§ **EXERCISE MATERIALS**:
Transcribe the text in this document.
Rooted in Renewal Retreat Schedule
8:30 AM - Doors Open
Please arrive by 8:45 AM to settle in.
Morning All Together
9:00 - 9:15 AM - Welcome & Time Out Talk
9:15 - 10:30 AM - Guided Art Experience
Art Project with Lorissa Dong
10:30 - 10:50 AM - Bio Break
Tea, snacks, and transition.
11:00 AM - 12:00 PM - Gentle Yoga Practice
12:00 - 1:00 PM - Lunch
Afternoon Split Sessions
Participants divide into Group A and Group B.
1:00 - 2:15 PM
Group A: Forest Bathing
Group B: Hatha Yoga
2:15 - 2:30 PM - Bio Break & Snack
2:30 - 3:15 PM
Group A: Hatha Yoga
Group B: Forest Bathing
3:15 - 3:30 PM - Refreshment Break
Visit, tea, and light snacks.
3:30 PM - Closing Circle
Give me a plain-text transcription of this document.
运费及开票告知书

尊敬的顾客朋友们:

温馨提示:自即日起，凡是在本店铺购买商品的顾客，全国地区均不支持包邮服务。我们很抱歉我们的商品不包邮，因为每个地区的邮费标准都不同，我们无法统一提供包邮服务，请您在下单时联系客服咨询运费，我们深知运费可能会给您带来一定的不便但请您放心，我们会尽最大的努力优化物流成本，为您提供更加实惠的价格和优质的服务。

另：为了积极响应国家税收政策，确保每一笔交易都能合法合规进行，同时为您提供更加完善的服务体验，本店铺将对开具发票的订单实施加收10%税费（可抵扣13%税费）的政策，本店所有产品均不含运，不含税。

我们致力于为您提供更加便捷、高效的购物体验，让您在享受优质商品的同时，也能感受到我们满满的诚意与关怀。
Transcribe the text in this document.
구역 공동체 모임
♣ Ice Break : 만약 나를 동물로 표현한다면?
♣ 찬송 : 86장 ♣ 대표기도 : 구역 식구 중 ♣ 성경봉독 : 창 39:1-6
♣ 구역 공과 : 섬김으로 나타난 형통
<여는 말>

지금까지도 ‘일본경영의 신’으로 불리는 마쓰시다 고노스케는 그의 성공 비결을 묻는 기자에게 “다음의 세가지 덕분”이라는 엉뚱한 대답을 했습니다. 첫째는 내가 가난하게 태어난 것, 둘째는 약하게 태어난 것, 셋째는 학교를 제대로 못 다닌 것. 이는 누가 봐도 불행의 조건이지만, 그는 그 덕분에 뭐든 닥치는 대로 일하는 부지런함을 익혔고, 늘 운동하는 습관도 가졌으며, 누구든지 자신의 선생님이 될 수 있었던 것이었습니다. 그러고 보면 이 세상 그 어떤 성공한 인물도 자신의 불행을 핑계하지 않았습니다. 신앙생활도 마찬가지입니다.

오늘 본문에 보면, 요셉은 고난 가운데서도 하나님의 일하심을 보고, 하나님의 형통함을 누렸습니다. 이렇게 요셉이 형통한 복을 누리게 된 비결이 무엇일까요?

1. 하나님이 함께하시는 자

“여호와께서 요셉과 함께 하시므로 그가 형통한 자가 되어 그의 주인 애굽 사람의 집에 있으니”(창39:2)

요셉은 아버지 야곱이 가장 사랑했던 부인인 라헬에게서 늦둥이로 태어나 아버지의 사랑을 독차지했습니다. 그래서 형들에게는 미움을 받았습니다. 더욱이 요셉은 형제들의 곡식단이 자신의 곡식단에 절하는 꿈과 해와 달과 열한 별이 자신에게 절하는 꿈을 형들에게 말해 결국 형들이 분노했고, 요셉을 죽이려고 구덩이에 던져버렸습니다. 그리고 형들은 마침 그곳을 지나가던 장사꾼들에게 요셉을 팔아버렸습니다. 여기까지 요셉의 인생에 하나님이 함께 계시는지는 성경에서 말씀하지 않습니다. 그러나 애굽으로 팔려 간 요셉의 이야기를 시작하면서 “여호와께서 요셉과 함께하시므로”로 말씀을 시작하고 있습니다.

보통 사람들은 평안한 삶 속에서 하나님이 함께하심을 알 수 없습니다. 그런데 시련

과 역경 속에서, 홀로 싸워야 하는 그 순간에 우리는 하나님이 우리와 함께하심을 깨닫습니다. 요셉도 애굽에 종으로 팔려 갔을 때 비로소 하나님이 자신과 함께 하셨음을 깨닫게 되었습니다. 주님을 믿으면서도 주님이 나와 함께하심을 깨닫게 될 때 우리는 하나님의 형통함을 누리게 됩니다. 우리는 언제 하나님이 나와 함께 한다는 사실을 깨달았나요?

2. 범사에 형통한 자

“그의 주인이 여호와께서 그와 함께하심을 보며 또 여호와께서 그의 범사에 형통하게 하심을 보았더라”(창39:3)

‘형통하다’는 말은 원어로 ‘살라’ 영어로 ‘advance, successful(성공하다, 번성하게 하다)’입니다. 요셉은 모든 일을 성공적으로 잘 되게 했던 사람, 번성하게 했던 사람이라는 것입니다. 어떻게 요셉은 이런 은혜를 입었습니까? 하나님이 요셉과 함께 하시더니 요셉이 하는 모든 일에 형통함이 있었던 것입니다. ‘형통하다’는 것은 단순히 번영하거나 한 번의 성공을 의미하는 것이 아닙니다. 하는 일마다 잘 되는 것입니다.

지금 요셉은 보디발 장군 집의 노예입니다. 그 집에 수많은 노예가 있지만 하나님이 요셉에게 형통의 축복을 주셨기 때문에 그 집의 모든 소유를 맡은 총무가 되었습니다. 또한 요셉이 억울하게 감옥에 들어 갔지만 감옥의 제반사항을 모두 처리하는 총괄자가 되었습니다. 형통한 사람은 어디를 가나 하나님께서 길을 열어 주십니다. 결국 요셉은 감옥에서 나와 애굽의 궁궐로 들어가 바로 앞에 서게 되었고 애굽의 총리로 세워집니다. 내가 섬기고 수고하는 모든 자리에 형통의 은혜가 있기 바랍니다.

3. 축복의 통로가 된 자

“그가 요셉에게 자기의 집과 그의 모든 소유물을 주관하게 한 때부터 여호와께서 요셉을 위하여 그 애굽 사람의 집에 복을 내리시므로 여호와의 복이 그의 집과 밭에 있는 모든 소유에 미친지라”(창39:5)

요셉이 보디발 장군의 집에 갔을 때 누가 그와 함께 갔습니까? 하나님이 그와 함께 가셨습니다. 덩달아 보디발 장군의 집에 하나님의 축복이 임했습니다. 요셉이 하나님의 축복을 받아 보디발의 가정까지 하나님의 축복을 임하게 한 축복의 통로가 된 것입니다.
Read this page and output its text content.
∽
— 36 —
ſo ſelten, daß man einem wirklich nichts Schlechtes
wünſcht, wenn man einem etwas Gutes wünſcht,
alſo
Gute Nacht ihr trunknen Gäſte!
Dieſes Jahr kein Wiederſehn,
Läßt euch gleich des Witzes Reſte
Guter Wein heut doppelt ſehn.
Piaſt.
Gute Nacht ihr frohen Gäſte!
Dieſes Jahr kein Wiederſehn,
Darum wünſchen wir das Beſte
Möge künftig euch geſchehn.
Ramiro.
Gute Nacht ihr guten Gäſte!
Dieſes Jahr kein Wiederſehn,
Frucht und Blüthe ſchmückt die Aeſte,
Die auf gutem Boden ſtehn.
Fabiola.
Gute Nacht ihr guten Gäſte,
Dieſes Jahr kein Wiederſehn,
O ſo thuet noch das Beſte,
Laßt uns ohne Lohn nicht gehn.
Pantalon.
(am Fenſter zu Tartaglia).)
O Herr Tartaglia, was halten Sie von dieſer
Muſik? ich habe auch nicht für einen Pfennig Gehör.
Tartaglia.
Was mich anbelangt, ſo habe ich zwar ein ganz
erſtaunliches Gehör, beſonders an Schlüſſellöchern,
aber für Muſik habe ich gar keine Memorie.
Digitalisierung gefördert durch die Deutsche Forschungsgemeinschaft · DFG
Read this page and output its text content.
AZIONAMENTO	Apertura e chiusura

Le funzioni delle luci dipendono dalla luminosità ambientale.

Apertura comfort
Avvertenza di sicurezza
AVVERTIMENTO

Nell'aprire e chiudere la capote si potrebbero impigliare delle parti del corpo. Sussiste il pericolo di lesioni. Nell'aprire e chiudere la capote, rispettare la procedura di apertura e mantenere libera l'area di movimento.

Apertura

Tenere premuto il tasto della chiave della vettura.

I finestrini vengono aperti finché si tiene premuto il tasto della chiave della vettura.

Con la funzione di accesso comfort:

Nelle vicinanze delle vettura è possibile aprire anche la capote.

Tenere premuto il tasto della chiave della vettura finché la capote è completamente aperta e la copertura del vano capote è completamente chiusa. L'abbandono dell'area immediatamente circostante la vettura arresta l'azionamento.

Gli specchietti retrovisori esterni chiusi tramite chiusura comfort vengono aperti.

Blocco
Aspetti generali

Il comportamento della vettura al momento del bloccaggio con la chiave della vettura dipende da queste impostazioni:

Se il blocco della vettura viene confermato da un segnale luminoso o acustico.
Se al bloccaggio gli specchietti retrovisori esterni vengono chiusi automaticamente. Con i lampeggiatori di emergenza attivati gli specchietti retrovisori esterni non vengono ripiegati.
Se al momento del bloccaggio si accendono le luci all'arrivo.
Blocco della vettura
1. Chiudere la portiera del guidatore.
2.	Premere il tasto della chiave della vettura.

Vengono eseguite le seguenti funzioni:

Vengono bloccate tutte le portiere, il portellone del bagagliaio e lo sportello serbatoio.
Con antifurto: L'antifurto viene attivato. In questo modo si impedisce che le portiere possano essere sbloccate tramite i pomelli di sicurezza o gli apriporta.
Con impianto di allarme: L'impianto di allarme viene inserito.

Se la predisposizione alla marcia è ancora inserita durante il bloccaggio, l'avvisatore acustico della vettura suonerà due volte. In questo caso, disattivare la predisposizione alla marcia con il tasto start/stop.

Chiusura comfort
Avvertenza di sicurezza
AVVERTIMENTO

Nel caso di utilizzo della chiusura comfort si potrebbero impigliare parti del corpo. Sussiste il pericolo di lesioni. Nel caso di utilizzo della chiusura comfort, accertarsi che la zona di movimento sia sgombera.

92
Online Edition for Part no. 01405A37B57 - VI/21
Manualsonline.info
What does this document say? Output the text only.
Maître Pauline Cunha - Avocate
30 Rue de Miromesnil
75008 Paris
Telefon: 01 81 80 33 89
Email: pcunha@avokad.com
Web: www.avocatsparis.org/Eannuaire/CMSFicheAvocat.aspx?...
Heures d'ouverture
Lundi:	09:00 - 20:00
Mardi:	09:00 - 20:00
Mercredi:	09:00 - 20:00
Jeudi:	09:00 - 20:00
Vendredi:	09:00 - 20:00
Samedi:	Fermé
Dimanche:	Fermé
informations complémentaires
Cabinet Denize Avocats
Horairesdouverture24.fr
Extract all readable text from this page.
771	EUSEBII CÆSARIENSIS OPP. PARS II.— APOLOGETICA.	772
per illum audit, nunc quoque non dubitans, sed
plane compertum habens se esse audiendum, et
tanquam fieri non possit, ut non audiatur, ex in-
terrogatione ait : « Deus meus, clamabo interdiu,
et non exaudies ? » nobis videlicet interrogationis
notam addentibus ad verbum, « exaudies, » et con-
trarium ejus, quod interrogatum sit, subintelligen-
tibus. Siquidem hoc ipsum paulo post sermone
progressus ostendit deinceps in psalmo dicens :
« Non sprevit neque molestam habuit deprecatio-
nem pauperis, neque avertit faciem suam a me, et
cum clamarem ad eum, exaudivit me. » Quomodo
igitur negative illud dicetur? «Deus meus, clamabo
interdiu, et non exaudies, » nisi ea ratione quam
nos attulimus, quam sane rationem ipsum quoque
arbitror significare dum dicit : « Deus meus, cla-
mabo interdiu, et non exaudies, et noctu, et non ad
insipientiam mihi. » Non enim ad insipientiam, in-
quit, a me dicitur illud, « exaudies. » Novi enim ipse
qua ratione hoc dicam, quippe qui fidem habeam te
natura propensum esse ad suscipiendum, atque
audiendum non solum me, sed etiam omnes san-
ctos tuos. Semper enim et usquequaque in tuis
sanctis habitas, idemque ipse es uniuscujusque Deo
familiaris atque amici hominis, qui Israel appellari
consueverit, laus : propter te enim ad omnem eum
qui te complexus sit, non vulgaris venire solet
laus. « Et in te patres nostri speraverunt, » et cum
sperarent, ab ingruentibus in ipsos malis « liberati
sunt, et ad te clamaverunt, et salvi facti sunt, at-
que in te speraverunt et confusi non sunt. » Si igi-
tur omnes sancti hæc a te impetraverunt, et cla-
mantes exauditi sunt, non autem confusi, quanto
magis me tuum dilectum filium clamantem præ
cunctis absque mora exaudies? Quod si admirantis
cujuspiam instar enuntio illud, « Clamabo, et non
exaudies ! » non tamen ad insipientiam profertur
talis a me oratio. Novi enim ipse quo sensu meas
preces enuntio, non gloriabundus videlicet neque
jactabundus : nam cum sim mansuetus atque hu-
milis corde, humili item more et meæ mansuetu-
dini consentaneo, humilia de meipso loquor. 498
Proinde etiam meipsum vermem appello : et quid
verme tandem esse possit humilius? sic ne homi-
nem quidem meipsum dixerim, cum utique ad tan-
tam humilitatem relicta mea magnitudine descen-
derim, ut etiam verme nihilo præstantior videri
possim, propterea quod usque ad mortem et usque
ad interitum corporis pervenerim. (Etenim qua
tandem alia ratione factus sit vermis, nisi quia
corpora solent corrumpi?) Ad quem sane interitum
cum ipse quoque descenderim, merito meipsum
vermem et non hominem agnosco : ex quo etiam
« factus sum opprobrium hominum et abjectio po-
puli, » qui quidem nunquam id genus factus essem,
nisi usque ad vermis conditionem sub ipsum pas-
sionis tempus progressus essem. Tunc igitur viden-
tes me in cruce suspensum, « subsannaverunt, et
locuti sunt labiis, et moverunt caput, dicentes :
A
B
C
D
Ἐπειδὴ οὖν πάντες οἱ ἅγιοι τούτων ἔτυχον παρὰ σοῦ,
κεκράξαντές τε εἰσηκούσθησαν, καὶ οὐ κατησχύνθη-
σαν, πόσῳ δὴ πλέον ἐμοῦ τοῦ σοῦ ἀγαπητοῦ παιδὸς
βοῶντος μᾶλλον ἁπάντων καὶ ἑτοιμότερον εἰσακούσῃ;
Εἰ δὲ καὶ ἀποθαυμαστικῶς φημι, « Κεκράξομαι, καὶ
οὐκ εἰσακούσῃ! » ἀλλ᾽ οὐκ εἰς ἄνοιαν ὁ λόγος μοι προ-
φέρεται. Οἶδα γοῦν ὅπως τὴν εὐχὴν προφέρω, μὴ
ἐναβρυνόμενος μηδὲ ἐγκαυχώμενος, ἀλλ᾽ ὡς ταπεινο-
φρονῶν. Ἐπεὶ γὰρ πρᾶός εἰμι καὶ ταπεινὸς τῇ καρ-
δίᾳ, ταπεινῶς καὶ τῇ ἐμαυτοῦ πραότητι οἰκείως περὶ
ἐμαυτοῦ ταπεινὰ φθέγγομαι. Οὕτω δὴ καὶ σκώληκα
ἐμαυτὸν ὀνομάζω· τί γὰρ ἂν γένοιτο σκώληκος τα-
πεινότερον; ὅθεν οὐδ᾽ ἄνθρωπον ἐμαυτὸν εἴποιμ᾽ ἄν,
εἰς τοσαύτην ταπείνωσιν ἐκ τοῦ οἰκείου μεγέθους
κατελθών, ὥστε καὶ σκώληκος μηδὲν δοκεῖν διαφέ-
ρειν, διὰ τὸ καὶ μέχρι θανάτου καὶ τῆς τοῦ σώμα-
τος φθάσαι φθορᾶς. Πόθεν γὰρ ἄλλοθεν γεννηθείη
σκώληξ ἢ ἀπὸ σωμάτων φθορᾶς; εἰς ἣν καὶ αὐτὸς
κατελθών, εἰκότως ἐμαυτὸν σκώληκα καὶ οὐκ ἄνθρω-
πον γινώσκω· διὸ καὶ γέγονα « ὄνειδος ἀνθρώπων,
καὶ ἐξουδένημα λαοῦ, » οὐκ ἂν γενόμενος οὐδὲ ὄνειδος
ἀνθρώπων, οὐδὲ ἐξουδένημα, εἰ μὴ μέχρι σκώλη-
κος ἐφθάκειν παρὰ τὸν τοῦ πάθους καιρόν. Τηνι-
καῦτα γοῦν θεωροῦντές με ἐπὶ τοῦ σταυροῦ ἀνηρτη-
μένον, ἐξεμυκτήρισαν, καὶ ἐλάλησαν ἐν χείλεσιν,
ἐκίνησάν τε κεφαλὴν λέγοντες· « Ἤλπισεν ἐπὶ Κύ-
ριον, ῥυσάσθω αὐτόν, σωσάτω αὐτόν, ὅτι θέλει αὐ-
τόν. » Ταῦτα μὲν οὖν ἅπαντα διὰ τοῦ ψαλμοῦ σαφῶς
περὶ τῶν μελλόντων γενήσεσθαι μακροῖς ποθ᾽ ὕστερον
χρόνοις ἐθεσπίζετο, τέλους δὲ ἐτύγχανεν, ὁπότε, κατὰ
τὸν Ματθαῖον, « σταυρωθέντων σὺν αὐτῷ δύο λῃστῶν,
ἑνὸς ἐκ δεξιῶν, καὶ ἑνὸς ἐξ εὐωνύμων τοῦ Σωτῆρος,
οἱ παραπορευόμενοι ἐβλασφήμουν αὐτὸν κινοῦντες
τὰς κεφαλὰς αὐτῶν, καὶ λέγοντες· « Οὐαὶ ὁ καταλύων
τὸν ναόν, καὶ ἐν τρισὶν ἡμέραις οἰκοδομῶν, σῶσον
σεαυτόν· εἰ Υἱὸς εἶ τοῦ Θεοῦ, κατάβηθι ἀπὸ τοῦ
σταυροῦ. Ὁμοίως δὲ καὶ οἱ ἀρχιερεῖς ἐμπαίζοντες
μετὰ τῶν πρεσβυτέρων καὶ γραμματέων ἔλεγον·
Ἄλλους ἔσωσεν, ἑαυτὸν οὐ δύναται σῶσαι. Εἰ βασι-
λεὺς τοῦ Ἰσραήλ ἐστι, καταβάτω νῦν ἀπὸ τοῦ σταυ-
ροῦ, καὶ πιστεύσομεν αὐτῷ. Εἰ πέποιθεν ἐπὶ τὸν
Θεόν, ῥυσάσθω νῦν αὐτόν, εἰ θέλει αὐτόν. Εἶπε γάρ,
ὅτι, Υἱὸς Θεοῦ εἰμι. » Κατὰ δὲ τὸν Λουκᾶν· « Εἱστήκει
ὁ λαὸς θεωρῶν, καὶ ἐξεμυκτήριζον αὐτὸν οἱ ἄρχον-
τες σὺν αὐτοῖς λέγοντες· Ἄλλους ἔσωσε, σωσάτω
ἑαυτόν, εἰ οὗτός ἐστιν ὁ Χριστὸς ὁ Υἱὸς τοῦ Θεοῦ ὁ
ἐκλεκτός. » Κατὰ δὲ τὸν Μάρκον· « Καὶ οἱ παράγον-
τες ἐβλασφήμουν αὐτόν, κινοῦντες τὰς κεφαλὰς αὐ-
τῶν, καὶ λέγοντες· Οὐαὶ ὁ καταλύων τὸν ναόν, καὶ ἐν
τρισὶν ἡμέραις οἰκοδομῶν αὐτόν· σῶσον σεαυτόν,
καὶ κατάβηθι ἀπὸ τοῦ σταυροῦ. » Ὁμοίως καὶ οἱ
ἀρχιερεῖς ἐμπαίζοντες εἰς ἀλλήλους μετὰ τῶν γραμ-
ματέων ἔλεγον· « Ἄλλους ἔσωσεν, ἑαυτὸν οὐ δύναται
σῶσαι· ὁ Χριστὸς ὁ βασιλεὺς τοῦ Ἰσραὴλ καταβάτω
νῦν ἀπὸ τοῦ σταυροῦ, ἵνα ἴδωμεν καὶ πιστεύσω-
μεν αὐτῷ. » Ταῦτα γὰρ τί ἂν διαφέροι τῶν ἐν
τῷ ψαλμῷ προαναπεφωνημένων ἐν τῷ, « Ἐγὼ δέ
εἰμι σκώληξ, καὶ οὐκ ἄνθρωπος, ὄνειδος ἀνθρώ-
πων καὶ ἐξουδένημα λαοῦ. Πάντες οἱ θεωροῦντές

§ **EXERCISE PROMPT**:
Look over the records above and copy each line that includes the string "θέλει".

§ **ANSWER TO THE TASK**:
ριον, ῥυσάσθω αὐτόν, σωσάτω αὐτόν, ὅτι θέλει αὐ-
Θεόν, ῥυσάσθω νῦν αὐτόν, εἰ θέλει αὐτόν. Εἶπε γάρ,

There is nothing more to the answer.